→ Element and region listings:
++++++++++

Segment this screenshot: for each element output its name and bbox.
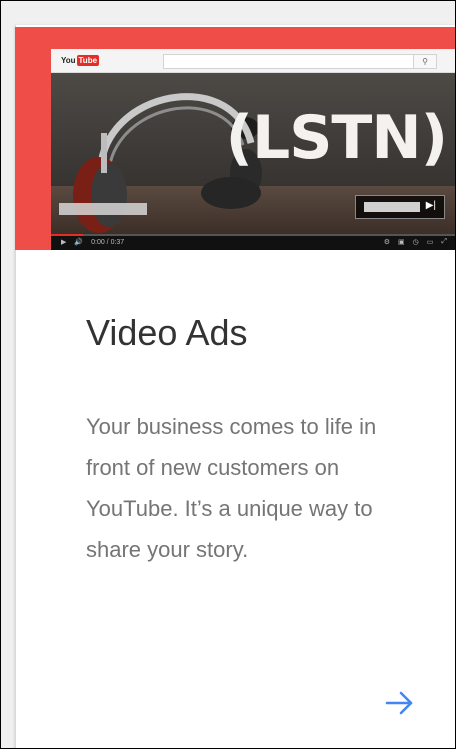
skip-ad-box: ▶| bbox=[355, 195, 445, 219]
lstn-brand-text: (LSTN) bbox=[225, 103, 448, 173]
skip-next-icon: ▶| bbox=[425, 200, 436, 211]
fullscreen-icon: ⤢ bbox=[441, 238, 447, 245]
watch-later-icon: ◷ bbox=[412, 239, 419, 246]
video-frame: (LSTN) ▶| bbox=[51, 73, 455, 234]
card-description: Your business comes to life in front of … bbox=[86, 414, 377, 562]
player-time: 0:00 / 0:37 bbox=[91, 238, 125, 246]
skip-ad-label bbox=[364, 202, 420, 212]
search-icon: ⚲ bbox=[413, 55, 436, 68]
player-controls: ▶ 🔊 0:00 / 0:37 ⚙ ▣ ◷ ▭ ⤢ bbox=[51, 234, 455, 250]
video-progress-fill bbox=[51, 234, 84, 236]
card-hero-image: You Tube ⚲ (LSTN) ▶| ▶ 🔊 0:00 / 0:37 ⚙ ▣… bbox=[15, 27, 455, 250]
youtube-logo-you: You bbox=[61, 56, 76, 65]
youtube-player-screenshot: You Tube ⚲ (LSTN) ▶| ▶ 🔊 0:00 / 0:37 ⚙ ▣… bbox=[51, 49, 455, 250]
page-frame: You Tube ⚲ (LSTN) ▶| ▶ 🔊 0:00 / 0:37 ⚙ ▣… bbox=[0, 0, 456, 749]
play-icon: ▶ bbox=[61, 239, 67, 246]
youtube-logo-tube: Tube bbox=[76, 55, 100, 66]
video-progress-bar bbox=[51, 234, 455, 236]
youtube-topbar: You Tube ⚲ bbox=[51, 49, 455, 73]
youtube-logo: You Tube bbox=[61, 55, 100, 66]
ad-info-overlay bbox=[59, 203, 147, 215]
youtube-search-bar: ⚲ bbox=[163, 54, 437, 69]
learn-more-link[interactable] bbox=[381, 685, 417, 721]
captions-icon: ▣ bbox=[398, 239, 405, 246]
volume-icon: 🔊 bbox=[74, 239, 84, 246]
arrow-right-icon bbox=[385, 691, 413, 715]
settings-icon: ⚙ bbox=[383, 239, 391, 246]
theater-icon: ▭ bbox=[426, 239, 434, 246]
card-title: Video Ads bbox=[86, 312, 248, 353]
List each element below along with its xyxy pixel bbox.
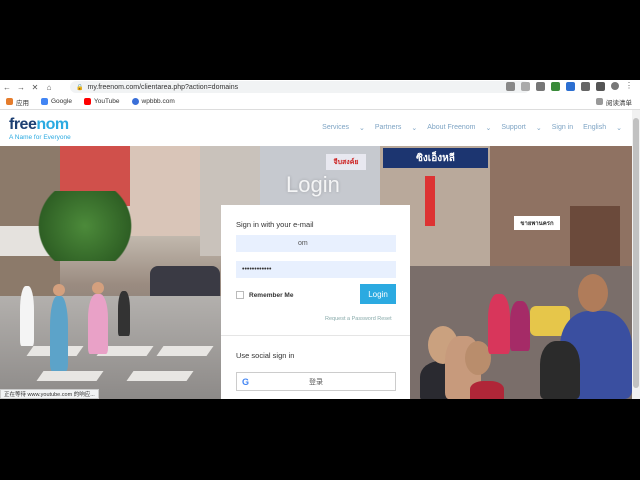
status-bar: 正在等待 www.youtube.com 的响应... bbox=[0, 389, 99, 399]
email-field[interactable]: om bbox=[236, 235, 396, 252]
camera-icon[interactable] bbox=[536, 82, 545, 91]
bookmark-label: YouTube bbox=[93, 98, 120, 105]
pedestrian bbox=[540, 341, 580, 399]
pedestrian bbox=[50, 296, 68, 371]
chevron-down-icon: ⌄ bbox=[535, 125, 542, 132]
thai-sign: จีบสงค์ย bbox=[326, 154, 366, 170]
main-nav: Services ⌄ Partners ⌄ About Freenom ⌄ Suppo… bbox=[322, 124, 622, 132]
email-value: om bbox=[298, 240, 308, 247]
thai-sign: ซิงเอ็งหลี bbox=[383, 148, 488, 168]
tree bbox=[30, 191, 140, 261]
puzzle-icon[interactable] bbox=[581, 82, 590, 91]
reading-list-icon bbox=[596, 98, 603, 105]
home-icon[interactable]: ⌂ bbox=[42, 80, 56, 94]
url-text: my.freenom.com/clientarea.php?action=dom… bbox=[87, 83, 239, 91]
crosswalk-stripe bbox=[126, 371, 194, 381]
bookmark-google[interactable]: Google bbox=[41, 98, 72, 105]
pedestrian bbox=[20, 286, 34, 346]
page: freenom A Name for Everyone Services ⌄ Pa… bbox=[0, 110, 632, 399]
close-icon[interactable]: ✕ bbox=[28, 80, 42, 94]
lock-icon: 🔒 bbox=[76, 84, 84, 91]
chevron-down-icon: ⌄ bbox=[616, 125, 622, 132]
screen: ← → ✕ ⌂ 🔒 my.freenom.com/clientarea.php?… bbox=[0, 0, 640, 480]
remember-checkbox[interactable] bbox=[236, 291, 244, 299]
key-icon[interactable] bbox=[506, 82, 515, 91]
bookmark-label: wpbbb.com bbox=[141, 98, 175, 105]
crosswalk-stripe bbox=[36, 371, 104, 381]
reading-list[interactable]: 阅读清单 bbox=[596, 97, 632, 107]
star-icon[interactable] bbox=[521, 82, 530, 91]
google-icon bbox=[41, 98, 48, 105]
signin-title: Sign in with your e-mail bbox=[236, 220, 314, 229]
nav-services[interactable]: Services bbox=[322, 124, 349, 132]
media-icon[interactable] bbox=[596, 82, 605, 91]
password-value: •••••••••••• bbox=[242, 266, 272, 273]
address-bar[interactable]: 🔒 my.freenom.com/clientarea.php?action=d… bbox=[70, 81, 530, 93]
scroll-thumb[interactable] bbox=[633, 118, 639, 388]
site-header: freenom A Name for Everyone Services ⌄ Pa… bbox=[0, 110, 632, 146]
remember-me[interactable]: Remember Me bbox=[236, 291, 293, 299]
pedestrian-head bbox=[53, 284, 65, 296]
tagline: A Name for Everyone bbox=[9, 134, 71, 141]
nav-partners[interactable]: Partners bbox=[375, 124, 401, 132]
remember-label: Remember Me bbox=[249, 291, 294, 299]
page-scrollbar[interactable] bbox=[632, 110, 640, 399]
bookmark-youtube[interactable]: YouTube bbox=[83, 98, 120, 105]
chevron-down-icon: ⌄ bbox=[359, 125, 365, 132]
apps-icon bbox=[6, 98, 13, 105]
pedestrian bbox=[470, 381, 504, 399]
freenom-logo[interactable]: freenom bbox=[9, 116, 69, 134]
back-icon[interactable]: ← bbox=[0, 80, 14, 94]
divider bbox=[221, 335, 410, 336]
youtube-icon bbox=[83, 98, 91, 105]
logo-part: free bbox=[9, 116, 37, 133]
extension-blue-icon[interactable] bbox=[566, 82, 575, 91]
extension-green-icon[interactable] bbox=[551, 82, 560, 91]
google-button-label: 登录 bbox=[309, 378, 323, 386]
nav-support[interactable]: Support bbox=[501, 124, 526, 132]
nav-sign-in[interactable]: Sign in bbox=[552, 124, 573, 132]
google-icon: G bbox=[242, 377, 250, 387]
hero-heading: Login bbox=[286, 172, 340, 197]
nav-about[interactable]: About Freenom bbox=[427, 124, 475, 132]
globe-icon bbox=[131, 98, 139, 105]
bookmark-label: Google bbox=[51, 98, 72, 105]
reset-password-link[interactable]: Request a Password Reset bbox=[325, 316, 392, 322]
password-field[interactable]: •••••••••••• bbox=[236, 261, 396, 278]
pedestrian bbox=[88, 294, 108, 354]
login-card: Sign in with your e-mail om ••••••••••••… bbox=[221, 205, 410, 399]
pedestrian bbox=[488, 294, 510, 354]
bookmark-label: 应用 bbox=[16, 99, 29, 107]
profile-icon[interactable] bbox=[611, 82, 619, 90]
thai-sign: ขายพานครก bbox=[514, 216, 560, 230]
reading-list-label: 阅读清单 bbox=[606, 99, 632, 107]
menu-icon[interactable]: ⋮ bbox=[625, 82, 634, 91]
chevron-down-icon: ⌄ bbox=[485, 125, 492, 132]
nav-language[interactable]: English bbox=[583, 124, 606, 132]
building bbox=[130, 146, 200, 236]
social-title: Use social sign in bbox=[236, 351, 295, 360]
chevron-down-icon: ⌄ bbox=[411, 125, 418, 132]
pedestrian bbox=[118, 291, 130, 336]
bookmark-wpbbb[interactable]: wpbbb.com bbox=[131, 98, 175, 105]
bookmark-apps[interactable]: 应用 bbox=[6, 97, 29, 107]
pedestrian-head bbox=[578, 274, 608, 312]
browser-toolbar: ← → ✕ ⌂ 🔒 my.freenom.com/clientarea.php?… bbox=[0, 80, 640, 94]
pedestrian bbox=[510, 301, 530, 351]
crosswalk-stripe bbox=[156, 346, 214, 356]
login-button[interactable]: Login bbox=[360, 284, 396, 304]
bookmarks-bar: 应用 Google YouTube wpbbb.com 阅读清单 bbox=[0, 94, 640, 110]
google-signin-button[interactable]: G 登录 bbox=[236, 372, 396, 391]
vertical-sign bbox=[425, 176, 435, 226]
forward-icon[interactable]: → bbox=[14, 80, 28, 94]
extension-icons: ⋮ bbox=[506, 82, 634, 91]
logo-part: nom bbox=[36, 116, 69, 133]
pedestrian-head bbox=[92, 282, 104, 294]
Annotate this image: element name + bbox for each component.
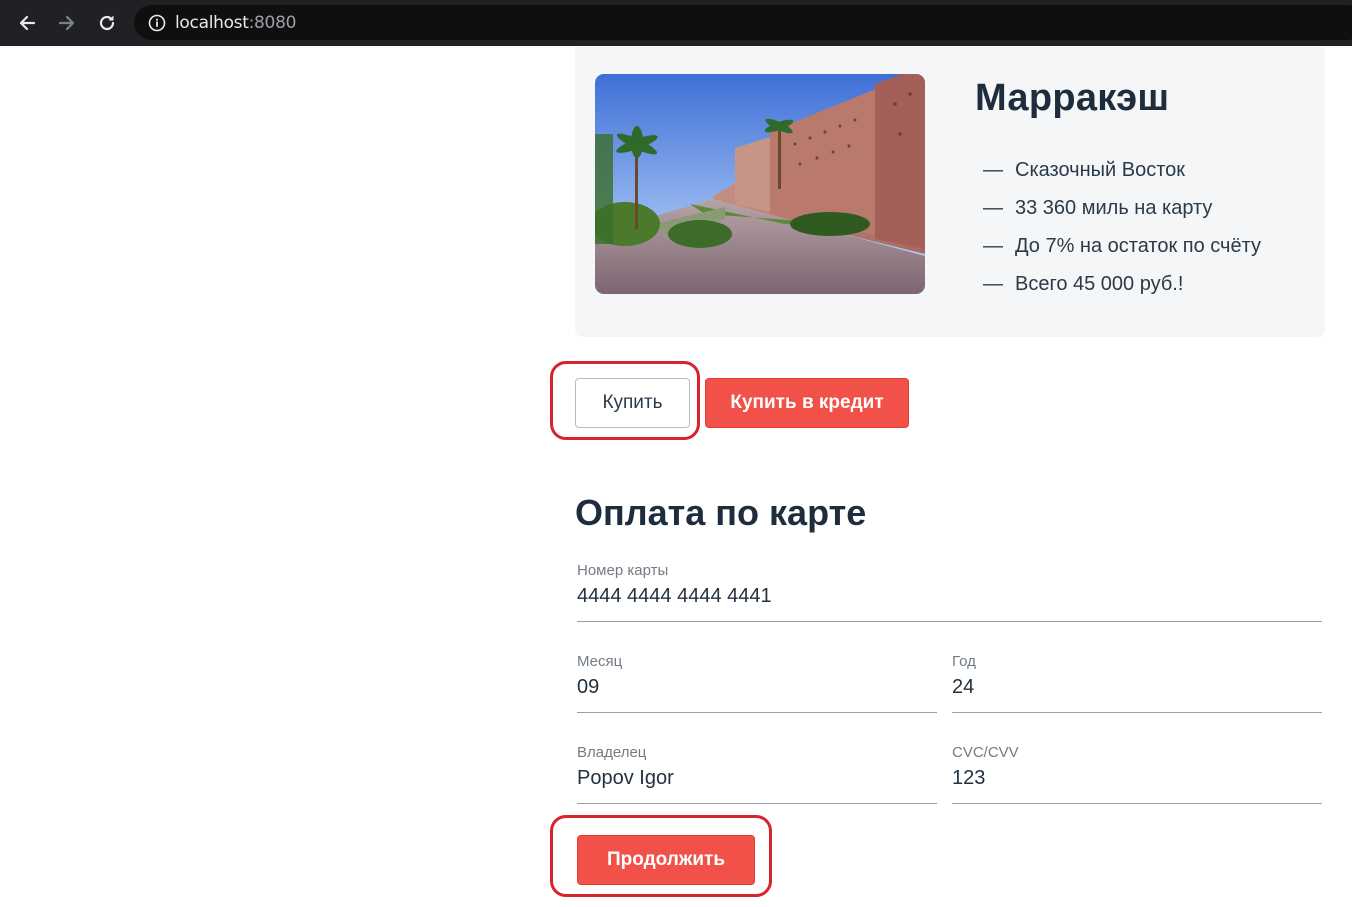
info-icon[interactable] bbox=[148, 14, 166, 32]
reload-icon[interactable] bbox=[93, 9, 121, 37]
owner-input[interactable]: Popov Igor bbox=[577, 764, 937, 794]
feature-item: — Сказочный Восток bbox=[983, 159, 1185, 181]
year-field[interactable]: Год 24 bbox=[952, 653, 1322, 713]
card-number-field[interactable]: Номер карты 4444 4444 4444 4441 bbox=[577, 562, 1322, 622]
tour-card: Марракэш — Сказочный Восток —33 360 миль … bbox=[575, 47, 1325, 337]
month-field[interactable]: Месяц 09 bbox=[577, 653, 937, 713]
address-bar[interactable]: localhost:8080 bbox=[134, 5, 1352, 40]
card-number-label: Номер карты bbox=[577, 562, 669, 579]
cvc-input[interactable]: 123 bbox=[952, 764, 1322, 794]
owner-field[interactable]: Владелец Popov Igor bbox=[577, 744, 937, 804]
feature-item: — Всего 45 000 руб.! bbox=[983, 273, 1184, 295]
year-input[interactable]: 24 bbox=[952, 673, 1322, 703]
month-label: Месяц bbox=[577, 653, 623, 670]
continue-button[interactable]: Продолжить bbox=[577, 835, 755, 885]
url-port: :8080 bbox=[248, 12, 297, 33]
owner-label: Владелец bbox=[577, 744, 647, 761]
forward-arrow-icon[interactable] bbox=[53, 9, 81, 37]
feature-item: — До 7% на остаток по счёту bbox=[983, 235, 1261, 257]
payment-form-title: Оплата по карте bbox=[575, 492, 867, 533]
year-label: Год bbox=[952, 653, 976, 670]
feature-item: —33 360 миль на карту bbox=[983, 197, 1213, 219]
cvc-label: CVC/CVV bbox=[952, 744, 1019, 761]
url-host: localhost bbox=[175, 12, 249, 33]
destination-title: Марракэш bbox=[975, 77, 1170, 119]
browser-toolbar: localhost:8080 bbox=[0, 0, 1352, 46]
month-input[interactable]: 09 bbox=[577, 673, 937, 703]
marrakesh-photo bbox=[595, 74, 925, 294]
card-number-input[interactable]: 4444 4444 4444 4441 bbox=[577, 582, 1322, 612]
tour-features: — Сказочный Восток —33 360 миль на карту … bbox=[983, 151, 1261, 303]
buy-on-credit-button[interactable]: Купить в кредит bbox=[705, 378, 909, 428]
buy-button[interactable]: Купить bbox=[575, 378, 690, 428]
back-arrow-icon[interactable] bbox=[13, 9, 41, 37]
cvc-field[interactable]: CVC/CVV 123 bbox=[952, 744, 1322, 804]
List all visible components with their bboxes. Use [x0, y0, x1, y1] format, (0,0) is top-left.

++++++++++

→ TO BE DONE: Could you copy out, unchanged, the lines of the items above from the line with "info-icon[interactable] bbox=[148, 14, 166, 32]" through the line with "url-port: :8080 bbox=[248, 12, 297, 33]", including both of those lines?

→ WRITTEN ANSWER:
info-icon[interactable] bbox=[148, 14, 166, 32]
reload-icon[interactable] bbox=[93, 9, 121, 37]
owner-input[interactable]: Popov Igor bbox=[577, 764, 937, 794]
feature-item: — Сказочный Восток bbox=[983, 159, 1185, 181]
year-field[interactable]: Год 24 bbox=[952, 653, 1322, 713]
card-number-field[interactable]: Номер карты 4444 4444 4444 4441 bbox=[577, 562, 1322, 622]
tour-card: Марракэш — Сказочный Восток —33 360 миль … bbox=[575, 47, 1325, 337]
month-field[interactable]: Месяц 09 bbox=[577, 653, 937, 713]
address-bar[interactable]: localhost:8080 bbox=[134, 5, 1352, 40]
card-number-label: Номер карты bbox=[577, 562, 669, 579]
cvc-input[interactable]: 123 bbox=[952, 764, 1322, 794]
owner-field[interactable]: Владелец Popov Igor bbox=[577, 744, 937, 804]
feature-item: — Всего 45 000 руб.! bbox=[983, 273, 1184, 295]
year-input[interactable]: 24 bbox=[952, 673, 1322, 703]
month-label: Месяц bbox=[577, 653, 623, 670]
continue-button[interactable]: Продолжить bbox=[577, 835, 755, 885]
url-port: :8080 bbox=[248, 12, 297, 33]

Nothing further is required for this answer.